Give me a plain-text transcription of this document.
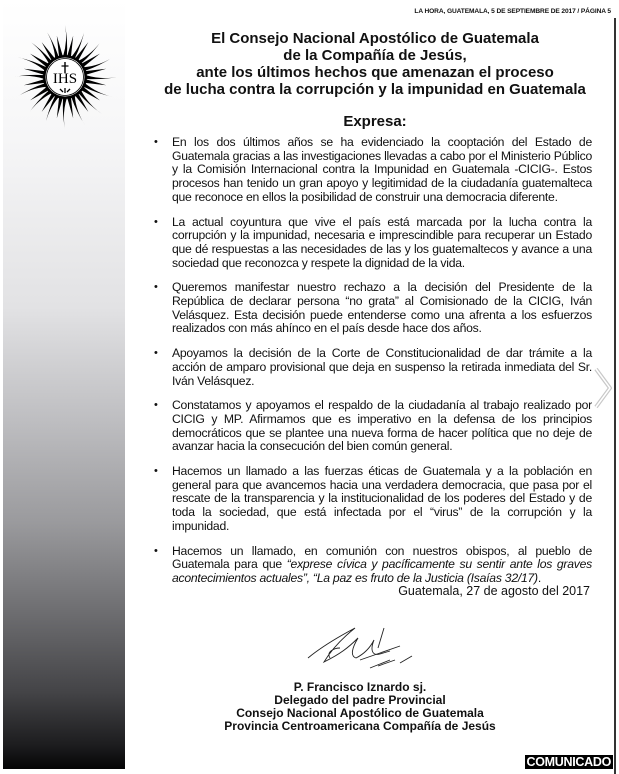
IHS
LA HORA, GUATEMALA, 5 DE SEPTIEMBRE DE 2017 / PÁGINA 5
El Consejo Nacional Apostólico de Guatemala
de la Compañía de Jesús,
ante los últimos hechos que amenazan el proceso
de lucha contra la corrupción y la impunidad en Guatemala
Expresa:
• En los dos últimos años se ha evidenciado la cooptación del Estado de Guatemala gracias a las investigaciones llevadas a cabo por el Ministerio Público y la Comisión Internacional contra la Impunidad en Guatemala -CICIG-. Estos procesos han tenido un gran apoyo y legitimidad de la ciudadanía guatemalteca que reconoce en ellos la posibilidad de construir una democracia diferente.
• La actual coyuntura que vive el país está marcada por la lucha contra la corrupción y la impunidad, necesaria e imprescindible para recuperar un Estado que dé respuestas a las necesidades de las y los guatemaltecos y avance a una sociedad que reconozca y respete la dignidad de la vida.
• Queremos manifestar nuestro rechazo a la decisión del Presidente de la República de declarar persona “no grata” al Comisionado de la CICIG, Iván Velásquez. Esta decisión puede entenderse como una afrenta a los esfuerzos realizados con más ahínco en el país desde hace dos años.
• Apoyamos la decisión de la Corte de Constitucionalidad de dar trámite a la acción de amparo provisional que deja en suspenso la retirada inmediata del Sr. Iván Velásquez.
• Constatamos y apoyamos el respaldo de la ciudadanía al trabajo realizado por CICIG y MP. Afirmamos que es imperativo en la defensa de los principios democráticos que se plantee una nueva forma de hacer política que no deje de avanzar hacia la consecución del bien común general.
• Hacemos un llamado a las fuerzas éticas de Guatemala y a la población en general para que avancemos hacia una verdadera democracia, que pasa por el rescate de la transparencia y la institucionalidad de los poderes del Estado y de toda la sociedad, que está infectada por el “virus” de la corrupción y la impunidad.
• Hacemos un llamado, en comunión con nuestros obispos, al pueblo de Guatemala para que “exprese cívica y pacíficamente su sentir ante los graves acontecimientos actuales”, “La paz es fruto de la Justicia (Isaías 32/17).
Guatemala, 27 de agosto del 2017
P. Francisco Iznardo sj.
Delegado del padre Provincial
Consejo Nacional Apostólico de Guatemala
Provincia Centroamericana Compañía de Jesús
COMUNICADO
■ ■ ■ ■ ■
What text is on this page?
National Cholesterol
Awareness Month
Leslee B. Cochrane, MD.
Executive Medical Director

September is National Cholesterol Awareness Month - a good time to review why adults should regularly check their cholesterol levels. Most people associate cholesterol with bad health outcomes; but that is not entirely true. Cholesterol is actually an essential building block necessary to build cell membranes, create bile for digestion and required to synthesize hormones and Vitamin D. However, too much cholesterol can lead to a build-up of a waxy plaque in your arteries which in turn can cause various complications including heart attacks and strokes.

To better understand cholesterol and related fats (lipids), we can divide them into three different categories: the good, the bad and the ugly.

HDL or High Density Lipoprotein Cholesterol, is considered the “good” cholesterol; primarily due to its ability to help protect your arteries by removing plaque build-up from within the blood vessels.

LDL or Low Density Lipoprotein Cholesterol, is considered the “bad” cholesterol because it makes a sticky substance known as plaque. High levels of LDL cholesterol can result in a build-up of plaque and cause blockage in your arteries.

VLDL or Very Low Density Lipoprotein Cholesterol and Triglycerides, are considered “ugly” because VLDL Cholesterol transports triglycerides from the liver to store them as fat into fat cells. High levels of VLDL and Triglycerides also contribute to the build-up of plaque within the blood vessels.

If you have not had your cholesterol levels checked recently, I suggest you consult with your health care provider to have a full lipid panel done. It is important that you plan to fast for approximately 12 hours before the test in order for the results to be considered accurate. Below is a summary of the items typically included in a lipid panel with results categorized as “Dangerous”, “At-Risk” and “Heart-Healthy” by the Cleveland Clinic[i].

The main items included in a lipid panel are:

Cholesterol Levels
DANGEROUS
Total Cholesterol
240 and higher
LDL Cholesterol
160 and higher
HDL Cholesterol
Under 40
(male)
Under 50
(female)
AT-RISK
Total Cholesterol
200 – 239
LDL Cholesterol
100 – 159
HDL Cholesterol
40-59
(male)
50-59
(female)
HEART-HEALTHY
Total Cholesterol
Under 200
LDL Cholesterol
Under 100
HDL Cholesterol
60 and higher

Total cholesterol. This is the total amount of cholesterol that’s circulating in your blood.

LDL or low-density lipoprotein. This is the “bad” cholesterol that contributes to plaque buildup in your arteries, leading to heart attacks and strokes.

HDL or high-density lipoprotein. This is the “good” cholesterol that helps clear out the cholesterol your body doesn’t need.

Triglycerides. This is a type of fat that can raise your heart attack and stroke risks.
■ ■ ■ ■ ■
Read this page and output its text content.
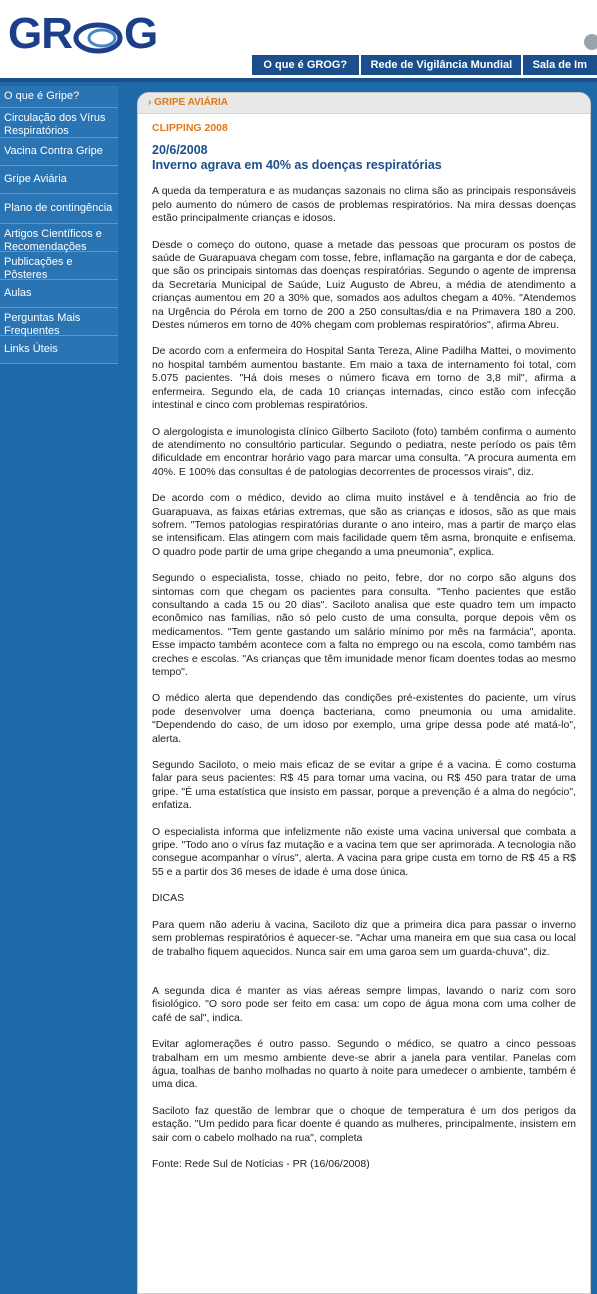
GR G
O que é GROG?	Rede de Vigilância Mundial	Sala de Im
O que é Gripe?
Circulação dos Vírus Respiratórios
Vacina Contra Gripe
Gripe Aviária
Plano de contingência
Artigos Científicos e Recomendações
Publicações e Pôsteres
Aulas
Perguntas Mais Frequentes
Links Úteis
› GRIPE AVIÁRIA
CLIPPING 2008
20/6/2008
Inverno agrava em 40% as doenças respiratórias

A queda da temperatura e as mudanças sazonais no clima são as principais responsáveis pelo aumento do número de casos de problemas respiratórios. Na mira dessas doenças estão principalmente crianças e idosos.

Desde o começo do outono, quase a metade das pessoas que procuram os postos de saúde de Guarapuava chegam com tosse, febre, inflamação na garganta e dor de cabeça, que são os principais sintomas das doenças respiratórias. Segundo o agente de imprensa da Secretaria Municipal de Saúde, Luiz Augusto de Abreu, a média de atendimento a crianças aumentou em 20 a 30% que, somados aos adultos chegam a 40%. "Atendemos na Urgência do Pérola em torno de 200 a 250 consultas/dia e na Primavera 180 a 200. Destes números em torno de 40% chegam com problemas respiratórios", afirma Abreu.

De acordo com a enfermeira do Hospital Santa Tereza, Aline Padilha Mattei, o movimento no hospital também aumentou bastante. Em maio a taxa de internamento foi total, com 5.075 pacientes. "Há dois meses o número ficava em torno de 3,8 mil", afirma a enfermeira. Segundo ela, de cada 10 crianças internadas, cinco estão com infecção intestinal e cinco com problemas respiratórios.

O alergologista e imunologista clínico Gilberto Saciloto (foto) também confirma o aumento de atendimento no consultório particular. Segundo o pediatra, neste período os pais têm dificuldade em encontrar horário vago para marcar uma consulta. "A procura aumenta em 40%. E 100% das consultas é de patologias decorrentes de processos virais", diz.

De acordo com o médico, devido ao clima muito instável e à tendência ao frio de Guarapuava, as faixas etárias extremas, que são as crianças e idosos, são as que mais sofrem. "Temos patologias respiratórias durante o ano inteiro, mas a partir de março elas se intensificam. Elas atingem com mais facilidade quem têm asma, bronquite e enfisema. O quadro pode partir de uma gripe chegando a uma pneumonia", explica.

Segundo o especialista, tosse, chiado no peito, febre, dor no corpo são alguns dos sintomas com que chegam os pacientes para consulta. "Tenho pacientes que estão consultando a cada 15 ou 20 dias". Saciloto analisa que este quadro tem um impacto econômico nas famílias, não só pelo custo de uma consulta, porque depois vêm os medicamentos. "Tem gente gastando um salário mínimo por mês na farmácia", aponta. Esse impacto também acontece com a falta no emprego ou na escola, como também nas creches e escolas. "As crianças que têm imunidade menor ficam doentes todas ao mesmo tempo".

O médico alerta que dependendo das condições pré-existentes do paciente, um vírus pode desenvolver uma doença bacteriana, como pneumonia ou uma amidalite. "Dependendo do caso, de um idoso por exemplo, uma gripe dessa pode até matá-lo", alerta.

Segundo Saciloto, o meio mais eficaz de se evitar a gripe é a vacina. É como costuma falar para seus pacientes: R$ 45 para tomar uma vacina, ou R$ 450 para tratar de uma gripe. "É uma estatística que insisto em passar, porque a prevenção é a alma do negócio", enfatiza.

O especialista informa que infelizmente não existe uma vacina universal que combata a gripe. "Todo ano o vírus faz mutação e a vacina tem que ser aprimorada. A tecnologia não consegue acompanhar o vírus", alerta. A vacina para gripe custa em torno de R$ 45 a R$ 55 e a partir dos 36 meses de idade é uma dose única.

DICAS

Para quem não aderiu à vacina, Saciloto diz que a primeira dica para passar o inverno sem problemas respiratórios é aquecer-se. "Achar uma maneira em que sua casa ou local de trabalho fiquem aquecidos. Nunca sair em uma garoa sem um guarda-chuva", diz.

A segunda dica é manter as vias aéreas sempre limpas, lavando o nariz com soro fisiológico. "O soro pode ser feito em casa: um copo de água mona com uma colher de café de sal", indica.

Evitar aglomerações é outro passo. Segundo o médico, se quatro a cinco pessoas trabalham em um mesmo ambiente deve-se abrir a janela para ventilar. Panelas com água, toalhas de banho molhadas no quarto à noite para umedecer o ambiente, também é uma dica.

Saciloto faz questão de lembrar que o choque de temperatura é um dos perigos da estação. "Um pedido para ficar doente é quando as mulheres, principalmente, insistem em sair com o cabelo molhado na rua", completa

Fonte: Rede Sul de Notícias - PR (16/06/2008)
■ ■ ■ ■ ■
PROMPT
Search the records for the word "plaque" and copy every line where it occurs.

EXPECTED OUTPUT
September is National Cholesterol Awareness Month - a good time to review why adults should regularly check their cholesterol levels. Most people associate cholesterol with bad health outcomes; but that is not entirely true. Cholesterol is actually an essential building block necessary to build cell membranes, create bile for digestion and required to synthesize hormones and Vitamin D. However, too much cholesterol can lead to a build-up of a waxy plaque in your arteries which in turn can cause various complications including heart attacks and strokes.
HDL or High Density Lipoprotein Cholesterol, is considered the “good” cholesterol; primarily due to its ability to help protect your arteries by removing plaque build-up from within the blood vessels.
LDL or Low Density Lipoprotein Cholesterol, is considered the “bad” cholesterol because it makes a sticky substance known as plaque. High levels of LDL cholesterol can result in a build-up of plaque and cause blockage in your arteries.
VLDL or Very Low Density Lipoprotein Cholesterol and Triglycerides, are considered “ugly” because VLDL Cholesterol transports triglycerides from the liver to store them as fat into fat cells. High levels of VLDL and Triglycerides also contribute to the build-up of plaque within the blood vessels.
LDL or low-density lipoprotein. This is the “bad” cholesterol that contributes to plaque buildup in your arteries, leading to heart attacks and strokes.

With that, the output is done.